--- Begin ---
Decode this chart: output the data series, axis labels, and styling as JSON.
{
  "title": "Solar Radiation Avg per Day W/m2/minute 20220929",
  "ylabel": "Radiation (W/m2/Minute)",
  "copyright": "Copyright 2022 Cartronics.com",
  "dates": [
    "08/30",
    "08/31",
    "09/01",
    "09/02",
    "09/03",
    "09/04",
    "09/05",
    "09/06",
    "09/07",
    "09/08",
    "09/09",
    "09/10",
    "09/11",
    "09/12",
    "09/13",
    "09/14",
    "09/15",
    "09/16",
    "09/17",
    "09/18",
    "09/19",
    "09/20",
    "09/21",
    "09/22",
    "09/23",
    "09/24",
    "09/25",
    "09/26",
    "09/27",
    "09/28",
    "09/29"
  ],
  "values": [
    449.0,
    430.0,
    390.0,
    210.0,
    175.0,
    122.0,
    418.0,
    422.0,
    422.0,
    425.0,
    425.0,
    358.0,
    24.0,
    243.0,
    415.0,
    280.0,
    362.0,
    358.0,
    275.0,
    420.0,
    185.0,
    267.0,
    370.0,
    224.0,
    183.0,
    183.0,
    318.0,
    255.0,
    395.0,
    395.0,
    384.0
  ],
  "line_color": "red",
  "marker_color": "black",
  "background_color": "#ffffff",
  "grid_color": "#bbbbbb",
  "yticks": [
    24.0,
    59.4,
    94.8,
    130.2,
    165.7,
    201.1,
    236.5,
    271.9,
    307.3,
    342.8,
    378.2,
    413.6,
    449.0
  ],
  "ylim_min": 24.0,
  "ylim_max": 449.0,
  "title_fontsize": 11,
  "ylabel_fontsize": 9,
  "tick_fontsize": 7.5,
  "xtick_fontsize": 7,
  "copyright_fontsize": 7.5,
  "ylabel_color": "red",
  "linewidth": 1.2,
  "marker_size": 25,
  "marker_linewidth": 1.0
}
--- End ---
TASK PROMPT:
Send back each record exactly as it stands.

RESPONSE TO THE EXERCISE:
Decode this chart: output the data series, axis labels, and styling as JSON.
{
  "title": "Solar Radiation Avg per Day W/m2/minute 20220929",
  "ylabel": "Radiation (W/m2/Minute)",
  "copyright": "Copyright 2022 Cartronics.com",
  "dates": [
    "08/30",
    "08/31",
    "09/01",
    "09/02",
    "09/03",
    "09/04",
    "09/05",
    "09/06",
    "09/07",
    "09/08",
    "09/09",
    "09/10",
    "09/11",
    "09/12",
    "09/13",
    "09/14",
    "09/15",
    "09/16",
    "09/17",
    "09/18",
    "09/19",
    "09/20",
    "09/21",
    "09/22",
    "09/23",
    "09/24",
    "09/25",
    "09/26",
    "09/27",
    "09/28",
    "09/29"
  ],
  "values": [
    449.0,
    430.0,
    390.0,
    210.0,
    175.0,
    122.0,
    418.0,
    422.0,
    422.0,
    425.0,
    425.0,
    358.0,
    24.0,
    243.0,
    415.0,
    280.0,
    362.0,
    358.0,
    275.0,
    420.0,
    185.0,
    267.0,
    370.0,
    224.0,
    183.0,
    183.0,
    318.0,
    255.0,
    395.0,
    395.0,
    384.0
  ],
  "line_color": "red",
  "marker_color": "black",
  "background_color": "#ffffff",
  "grid_color": "#bbbbbb",
  "yticks": [
    24.0,
    59.4,
    94.8,
    130.2,
    165.7,
    201.1,
    236.5,
    271.9,
    307.3,
    342.8,
    378.2,
    413.6,
    449.0
  ],
  "ylim_min": 24.0,
  "ylim_max": 449.0,
  "title_fontsize": 11,
  "ylabel_fontsize": 9,
  "tick_fontsize": 7.5,
  "xtick_fontsize": 7,
  "copyright_fontsize": 7.5,
  "ylabel_color": "red",
  "linewidth": 1.2,
  "marker_size": 25,
  "marker_linewidth": 1.0
}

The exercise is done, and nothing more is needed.